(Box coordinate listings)
● ● ● ● ●

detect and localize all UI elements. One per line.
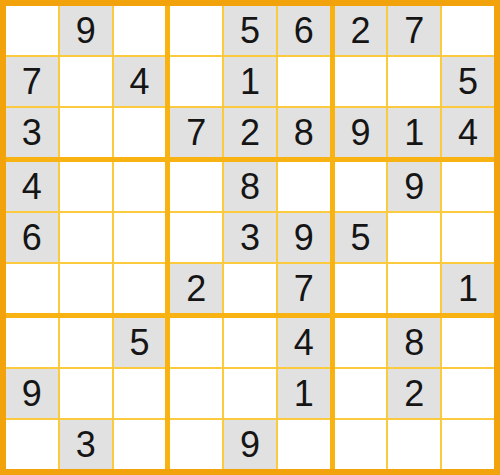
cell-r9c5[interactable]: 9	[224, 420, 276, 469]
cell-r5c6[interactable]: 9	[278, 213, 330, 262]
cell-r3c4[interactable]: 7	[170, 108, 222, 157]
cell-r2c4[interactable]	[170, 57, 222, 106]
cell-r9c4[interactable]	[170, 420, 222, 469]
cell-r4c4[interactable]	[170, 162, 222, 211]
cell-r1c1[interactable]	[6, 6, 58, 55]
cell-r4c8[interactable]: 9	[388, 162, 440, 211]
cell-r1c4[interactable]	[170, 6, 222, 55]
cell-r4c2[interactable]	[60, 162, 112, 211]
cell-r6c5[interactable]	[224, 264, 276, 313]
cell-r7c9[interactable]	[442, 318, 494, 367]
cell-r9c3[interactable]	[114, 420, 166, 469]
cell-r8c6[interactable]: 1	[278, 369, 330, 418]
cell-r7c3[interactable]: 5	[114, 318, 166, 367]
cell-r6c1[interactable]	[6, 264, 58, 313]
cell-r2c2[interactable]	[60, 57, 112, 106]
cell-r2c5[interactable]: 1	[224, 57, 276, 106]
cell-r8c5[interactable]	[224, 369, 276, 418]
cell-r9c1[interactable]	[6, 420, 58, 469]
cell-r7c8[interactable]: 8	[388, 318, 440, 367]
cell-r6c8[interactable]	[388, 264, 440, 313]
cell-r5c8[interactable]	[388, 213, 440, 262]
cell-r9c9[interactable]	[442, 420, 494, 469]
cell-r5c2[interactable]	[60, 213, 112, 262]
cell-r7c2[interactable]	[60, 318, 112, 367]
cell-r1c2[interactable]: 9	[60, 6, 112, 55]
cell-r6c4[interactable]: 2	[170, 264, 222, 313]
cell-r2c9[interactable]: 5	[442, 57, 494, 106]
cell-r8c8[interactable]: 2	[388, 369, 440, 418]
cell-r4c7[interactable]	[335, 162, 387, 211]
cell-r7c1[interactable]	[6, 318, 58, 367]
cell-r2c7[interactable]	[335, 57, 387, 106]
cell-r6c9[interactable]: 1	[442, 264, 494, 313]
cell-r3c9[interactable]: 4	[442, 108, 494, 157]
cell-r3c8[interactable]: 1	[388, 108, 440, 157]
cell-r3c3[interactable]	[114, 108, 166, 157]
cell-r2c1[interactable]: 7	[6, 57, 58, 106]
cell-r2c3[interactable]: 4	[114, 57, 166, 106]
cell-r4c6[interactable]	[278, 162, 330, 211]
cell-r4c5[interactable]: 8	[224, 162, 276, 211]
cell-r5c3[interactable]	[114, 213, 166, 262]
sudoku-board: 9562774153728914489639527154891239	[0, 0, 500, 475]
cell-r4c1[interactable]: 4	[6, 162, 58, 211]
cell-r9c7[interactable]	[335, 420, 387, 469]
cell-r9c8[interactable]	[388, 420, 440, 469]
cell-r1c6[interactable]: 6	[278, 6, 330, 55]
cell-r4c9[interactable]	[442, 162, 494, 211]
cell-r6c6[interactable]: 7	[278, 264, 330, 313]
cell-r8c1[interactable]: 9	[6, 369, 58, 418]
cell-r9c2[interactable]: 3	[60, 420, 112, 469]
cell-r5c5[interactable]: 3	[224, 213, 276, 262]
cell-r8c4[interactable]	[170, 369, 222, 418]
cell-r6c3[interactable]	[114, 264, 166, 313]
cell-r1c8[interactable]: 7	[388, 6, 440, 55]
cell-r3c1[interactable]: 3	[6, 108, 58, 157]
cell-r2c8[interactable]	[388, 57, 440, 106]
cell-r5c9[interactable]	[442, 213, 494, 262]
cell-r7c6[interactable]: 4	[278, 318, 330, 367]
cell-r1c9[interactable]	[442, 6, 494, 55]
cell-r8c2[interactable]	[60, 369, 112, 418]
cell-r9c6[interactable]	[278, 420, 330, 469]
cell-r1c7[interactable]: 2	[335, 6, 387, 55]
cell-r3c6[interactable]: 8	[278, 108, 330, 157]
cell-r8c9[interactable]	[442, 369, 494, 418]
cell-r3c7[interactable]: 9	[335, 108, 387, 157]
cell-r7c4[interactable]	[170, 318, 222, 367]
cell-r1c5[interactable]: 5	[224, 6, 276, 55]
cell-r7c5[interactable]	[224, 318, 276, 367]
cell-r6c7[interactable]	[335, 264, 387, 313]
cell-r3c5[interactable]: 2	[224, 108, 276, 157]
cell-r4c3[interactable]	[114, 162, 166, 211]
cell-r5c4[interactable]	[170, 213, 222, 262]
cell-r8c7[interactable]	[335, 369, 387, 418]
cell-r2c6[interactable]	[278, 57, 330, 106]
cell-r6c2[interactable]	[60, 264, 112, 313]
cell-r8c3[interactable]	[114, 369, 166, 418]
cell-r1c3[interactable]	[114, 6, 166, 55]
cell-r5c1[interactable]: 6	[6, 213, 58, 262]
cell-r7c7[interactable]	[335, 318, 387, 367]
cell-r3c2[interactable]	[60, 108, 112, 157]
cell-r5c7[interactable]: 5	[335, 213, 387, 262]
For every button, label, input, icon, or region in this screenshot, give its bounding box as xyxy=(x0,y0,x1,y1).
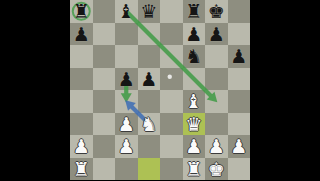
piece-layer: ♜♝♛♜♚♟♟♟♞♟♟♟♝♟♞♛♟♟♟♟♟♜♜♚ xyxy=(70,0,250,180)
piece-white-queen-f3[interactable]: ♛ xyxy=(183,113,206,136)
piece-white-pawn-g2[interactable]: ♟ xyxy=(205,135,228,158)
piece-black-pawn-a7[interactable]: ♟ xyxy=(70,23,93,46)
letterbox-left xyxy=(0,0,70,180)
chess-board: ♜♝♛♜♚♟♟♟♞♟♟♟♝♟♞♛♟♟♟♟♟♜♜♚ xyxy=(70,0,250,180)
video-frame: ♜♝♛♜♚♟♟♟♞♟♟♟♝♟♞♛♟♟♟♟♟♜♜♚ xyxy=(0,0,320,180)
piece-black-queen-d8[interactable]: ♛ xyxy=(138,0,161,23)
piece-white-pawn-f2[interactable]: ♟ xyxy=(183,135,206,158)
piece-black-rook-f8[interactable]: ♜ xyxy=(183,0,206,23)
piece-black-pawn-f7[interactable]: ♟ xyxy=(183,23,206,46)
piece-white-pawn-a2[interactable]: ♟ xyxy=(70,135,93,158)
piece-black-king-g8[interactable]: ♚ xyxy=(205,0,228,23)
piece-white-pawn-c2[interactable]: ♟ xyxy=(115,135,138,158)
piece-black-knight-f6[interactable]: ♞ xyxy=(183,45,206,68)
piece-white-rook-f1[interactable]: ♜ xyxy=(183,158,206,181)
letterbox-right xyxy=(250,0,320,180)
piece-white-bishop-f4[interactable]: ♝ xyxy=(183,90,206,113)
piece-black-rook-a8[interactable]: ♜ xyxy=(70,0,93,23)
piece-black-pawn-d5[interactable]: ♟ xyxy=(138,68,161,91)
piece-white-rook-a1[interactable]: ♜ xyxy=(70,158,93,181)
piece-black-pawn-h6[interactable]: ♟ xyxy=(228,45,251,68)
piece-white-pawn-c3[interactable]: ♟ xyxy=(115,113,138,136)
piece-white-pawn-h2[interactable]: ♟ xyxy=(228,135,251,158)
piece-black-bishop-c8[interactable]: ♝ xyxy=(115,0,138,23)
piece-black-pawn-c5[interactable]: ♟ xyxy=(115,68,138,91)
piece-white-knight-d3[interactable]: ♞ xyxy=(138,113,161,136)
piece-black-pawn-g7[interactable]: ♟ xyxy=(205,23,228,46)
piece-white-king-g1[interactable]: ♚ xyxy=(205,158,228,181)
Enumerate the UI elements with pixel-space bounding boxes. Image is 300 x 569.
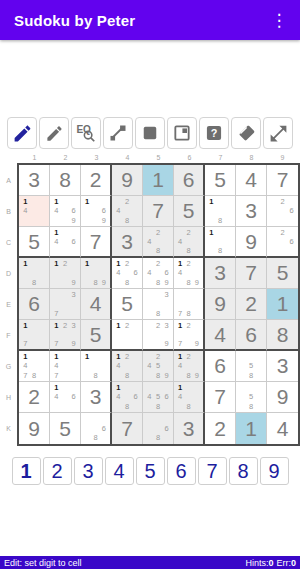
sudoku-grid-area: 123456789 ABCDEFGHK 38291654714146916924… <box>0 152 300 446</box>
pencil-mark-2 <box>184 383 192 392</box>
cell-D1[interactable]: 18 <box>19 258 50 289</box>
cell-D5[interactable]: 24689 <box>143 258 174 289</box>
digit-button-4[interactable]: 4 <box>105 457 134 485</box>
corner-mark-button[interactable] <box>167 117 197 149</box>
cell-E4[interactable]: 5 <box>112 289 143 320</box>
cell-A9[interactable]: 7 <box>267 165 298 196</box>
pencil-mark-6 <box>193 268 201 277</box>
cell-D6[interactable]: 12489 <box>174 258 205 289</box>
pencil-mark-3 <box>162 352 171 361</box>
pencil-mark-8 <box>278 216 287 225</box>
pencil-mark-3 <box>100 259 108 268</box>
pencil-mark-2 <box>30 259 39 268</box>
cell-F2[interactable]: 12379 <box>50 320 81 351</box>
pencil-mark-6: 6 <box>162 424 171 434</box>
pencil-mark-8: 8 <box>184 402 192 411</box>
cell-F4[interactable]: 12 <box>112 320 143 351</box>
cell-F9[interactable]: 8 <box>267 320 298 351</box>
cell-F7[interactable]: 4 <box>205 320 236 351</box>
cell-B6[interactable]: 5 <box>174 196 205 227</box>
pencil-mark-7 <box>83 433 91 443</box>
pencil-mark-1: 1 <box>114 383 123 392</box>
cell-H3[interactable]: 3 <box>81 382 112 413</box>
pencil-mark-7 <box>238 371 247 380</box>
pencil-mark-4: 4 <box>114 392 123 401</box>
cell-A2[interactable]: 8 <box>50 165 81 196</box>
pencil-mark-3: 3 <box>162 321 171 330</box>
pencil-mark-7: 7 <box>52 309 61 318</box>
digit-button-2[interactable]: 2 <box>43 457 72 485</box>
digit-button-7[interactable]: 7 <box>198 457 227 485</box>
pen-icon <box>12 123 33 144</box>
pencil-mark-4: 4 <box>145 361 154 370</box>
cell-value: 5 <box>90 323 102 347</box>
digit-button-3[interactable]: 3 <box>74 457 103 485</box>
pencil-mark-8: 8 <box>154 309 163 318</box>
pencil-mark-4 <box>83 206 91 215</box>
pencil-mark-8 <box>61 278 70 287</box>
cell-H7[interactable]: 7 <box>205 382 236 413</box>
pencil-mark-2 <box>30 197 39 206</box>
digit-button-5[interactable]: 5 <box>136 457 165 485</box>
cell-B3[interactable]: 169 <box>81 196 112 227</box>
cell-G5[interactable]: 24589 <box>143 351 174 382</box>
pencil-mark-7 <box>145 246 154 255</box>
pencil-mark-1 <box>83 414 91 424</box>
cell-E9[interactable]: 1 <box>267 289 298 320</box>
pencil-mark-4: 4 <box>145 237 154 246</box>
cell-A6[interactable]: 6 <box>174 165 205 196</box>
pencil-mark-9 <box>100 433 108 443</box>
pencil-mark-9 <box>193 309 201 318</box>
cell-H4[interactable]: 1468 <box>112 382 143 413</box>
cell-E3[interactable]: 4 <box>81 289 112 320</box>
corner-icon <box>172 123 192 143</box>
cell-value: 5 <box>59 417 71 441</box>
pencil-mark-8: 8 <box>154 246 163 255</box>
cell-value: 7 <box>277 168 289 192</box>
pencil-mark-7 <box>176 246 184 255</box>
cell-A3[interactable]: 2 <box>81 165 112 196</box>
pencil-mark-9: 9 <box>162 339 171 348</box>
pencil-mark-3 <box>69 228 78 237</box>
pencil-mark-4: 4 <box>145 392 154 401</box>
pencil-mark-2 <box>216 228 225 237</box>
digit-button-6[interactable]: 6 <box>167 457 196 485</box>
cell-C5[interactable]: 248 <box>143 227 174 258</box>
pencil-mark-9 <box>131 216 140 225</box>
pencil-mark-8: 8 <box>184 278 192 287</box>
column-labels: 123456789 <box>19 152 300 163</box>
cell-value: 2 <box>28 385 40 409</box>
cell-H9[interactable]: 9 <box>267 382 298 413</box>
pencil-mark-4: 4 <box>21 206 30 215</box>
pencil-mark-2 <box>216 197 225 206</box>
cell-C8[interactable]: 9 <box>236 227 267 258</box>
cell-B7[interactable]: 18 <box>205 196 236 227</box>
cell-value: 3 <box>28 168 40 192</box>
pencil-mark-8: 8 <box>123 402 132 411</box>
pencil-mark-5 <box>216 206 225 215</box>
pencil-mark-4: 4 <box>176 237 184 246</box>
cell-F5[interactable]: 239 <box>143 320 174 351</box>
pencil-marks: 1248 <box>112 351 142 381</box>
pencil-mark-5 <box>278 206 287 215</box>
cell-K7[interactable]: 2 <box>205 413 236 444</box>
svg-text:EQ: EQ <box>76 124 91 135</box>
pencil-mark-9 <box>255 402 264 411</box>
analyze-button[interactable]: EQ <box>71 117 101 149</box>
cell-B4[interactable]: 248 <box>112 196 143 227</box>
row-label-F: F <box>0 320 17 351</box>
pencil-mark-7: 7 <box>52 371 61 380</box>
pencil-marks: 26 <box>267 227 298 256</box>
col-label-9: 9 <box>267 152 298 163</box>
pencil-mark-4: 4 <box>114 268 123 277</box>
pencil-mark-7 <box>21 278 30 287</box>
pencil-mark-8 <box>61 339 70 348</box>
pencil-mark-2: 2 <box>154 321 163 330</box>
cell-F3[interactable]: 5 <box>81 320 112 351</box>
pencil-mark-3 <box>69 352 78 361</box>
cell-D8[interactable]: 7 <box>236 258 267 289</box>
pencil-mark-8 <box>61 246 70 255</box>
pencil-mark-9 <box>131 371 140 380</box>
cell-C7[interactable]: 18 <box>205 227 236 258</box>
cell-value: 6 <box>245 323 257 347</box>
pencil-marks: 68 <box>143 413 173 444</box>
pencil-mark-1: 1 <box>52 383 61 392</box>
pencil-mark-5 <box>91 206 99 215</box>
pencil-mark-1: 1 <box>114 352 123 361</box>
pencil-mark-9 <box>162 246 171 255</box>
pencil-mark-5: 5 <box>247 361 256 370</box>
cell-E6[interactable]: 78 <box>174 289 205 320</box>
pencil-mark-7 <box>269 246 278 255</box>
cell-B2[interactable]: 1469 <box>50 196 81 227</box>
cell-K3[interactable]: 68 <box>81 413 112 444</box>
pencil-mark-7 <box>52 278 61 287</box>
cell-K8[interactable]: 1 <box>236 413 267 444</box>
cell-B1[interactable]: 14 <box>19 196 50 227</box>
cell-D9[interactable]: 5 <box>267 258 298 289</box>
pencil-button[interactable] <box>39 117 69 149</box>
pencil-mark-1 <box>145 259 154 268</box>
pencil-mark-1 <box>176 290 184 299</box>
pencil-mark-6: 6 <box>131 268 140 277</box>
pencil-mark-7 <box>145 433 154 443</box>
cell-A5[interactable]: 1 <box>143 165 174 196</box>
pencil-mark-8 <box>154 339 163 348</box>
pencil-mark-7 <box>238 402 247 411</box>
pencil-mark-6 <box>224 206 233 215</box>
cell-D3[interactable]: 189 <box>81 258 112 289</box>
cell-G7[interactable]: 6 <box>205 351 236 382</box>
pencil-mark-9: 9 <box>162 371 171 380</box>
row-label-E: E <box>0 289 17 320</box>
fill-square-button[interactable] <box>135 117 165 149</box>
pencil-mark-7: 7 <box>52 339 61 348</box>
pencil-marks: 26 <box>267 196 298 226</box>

● ● ● ● ●

WHAT TO DO. Return the lines from the items above, unchanged, starting with the line containing "sudoku-grid-area: 123456789 ABCDEFGHK" and going on through the line containing "cell-F9[interactable]: 8 <box>267".

EXPECTED ANSWER.
sudoku-grid-area: 123456789 ABCDEFGHK 38291654714146916924… <box>0 152 300 446</box>
pencil-mark-2 <box>184 383 192 392</box>
cell-D1[interactable]: 18 <box>19 258 50 289</box>
cell-D5[interactable]: 24689 <box>143 258 174 289</box>
digit-button-4[interactable]: 4 <box>105 457 134 485</box>
corner-mark-button[interactable] <box>167 117 197 149</box>
cell-E4[interactable]: 5 <box>112 289 143 320</box>
cell-A9[interactable]: 7 <box>267 165 298 196</box>
pencil-mark-6 <box>193 268 201 277</box>
cell-D6[interactable]: 12489 <box>174 258 205 289</box>
pencil-mark-3 <box>162 352 171 361</box>
pencil-mark-8 <box>278 216 287 225</box>
pencil-mark-3 <box>100 259 108 268</box>
pencil-mark-2 <box>30 259 39 268</box>
cell-F2[interactable]: 12379 <box>50 320 81 351</box>
pencil-mark-6: 6 <box>162 424 171 434</box>
pencil-mark-8: 8 <box>184 402 192 411</box>
cell-F4[interactable]: 12 <box>112 320 143 351</box>
cell-F9[interactable]: 8 <box>267 320 298 351</box>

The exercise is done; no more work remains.